◆ **Exercise requirements**:
Find each line with the word "информации" in it, then give the total alone.

◆ **Given entries**:

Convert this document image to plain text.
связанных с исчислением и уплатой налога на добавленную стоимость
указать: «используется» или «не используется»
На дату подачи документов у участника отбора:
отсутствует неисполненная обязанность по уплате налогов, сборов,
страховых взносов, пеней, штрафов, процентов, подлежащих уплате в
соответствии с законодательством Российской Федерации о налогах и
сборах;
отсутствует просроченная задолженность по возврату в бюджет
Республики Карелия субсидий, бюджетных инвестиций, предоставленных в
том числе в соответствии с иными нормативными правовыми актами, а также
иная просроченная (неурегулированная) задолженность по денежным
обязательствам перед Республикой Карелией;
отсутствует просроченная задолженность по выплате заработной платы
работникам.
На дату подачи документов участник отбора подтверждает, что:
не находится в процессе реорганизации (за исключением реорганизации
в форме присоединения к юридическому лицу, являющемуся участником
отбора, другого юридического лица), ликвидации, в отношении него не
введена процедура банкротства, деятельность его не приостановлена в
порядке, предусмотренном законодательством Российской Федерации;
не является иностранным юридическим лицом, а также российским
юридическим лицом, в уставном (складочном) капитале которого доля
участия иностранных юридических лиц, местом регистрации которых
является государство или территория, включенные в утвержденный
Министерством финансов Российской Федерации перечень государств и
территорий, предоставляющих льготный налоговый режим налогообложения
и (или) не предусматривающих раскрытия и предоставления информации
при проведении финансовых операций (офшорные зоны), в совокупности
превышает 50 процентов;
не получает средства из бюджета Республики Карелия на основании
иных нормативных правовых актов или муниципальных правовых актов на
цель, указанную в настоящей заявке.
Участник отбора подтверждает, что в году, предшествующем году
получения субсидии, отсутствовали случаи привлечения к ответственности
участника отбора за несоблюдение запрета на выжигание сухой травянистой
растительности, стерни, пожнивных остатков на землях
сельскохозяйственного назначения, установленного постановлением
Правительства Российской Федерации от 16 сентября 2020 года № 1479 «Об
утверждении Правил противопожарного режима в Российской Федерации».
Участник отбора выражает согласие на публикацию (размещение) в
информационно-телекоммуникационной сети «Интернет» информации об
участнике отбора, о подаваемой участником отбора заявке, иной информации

---

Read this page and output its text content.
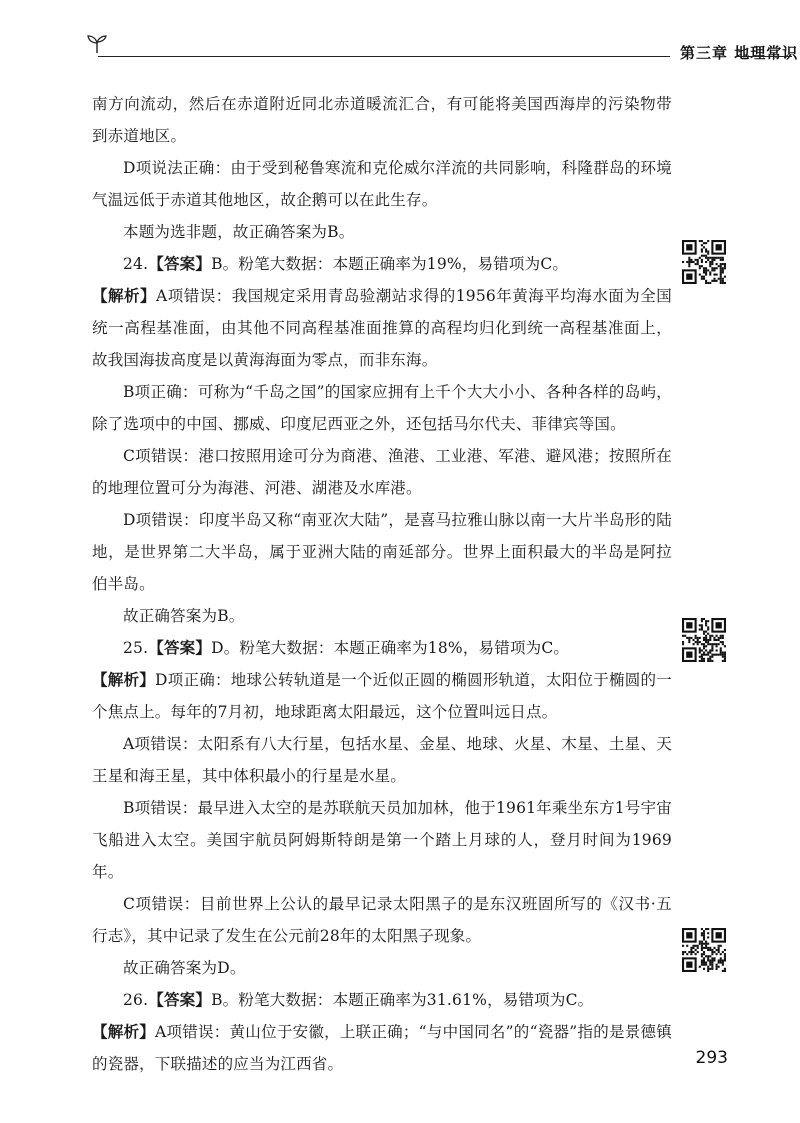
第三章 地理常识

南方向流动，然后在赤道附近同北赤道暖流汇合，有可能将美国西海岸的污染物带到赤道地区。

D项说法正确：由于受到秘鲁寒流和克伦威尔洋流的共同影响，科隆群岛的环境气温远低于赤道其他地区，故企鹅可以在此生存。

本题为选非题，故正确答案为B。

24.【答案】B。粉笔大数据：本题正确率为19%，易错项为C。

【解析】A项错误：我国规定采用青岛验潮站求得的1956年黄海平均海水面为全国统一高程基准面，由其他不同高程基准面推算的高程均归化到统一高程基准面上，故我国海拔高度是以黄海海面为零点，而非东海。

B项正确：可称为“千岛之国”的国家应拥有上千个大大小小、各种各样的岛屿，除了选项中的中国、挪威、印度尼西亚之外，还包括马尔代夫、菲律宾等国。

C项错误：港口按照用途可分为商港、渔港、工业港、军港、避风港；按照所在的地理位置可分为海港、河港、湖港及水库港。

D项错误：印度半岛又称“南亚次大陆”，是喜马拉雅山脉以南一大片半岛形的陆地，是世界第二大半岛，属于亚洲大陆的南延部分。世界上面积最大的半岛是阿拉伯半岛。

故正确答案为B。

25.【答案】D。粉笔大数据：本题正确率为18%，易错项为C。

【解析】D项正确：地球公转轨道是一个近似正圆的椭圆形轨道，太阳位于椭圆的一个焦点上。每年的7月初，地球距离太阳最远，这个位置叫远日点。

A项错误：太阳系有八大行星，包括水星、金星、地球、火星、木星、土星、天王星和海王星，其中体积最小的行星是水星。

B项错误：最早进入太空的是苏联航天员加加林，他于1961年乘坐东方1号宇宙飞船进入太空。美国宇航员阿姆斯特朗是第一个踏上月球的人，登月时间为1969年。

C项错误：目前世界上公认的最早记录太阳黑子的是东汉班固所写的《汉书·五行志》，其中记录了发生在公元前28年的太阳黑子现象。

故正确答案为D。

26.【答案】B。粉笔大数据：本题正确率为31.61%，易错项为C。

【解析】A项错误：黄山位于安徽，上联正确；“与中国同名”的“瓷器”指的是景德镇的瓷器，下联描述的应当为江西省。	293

◆ **Response to the exercise**:
3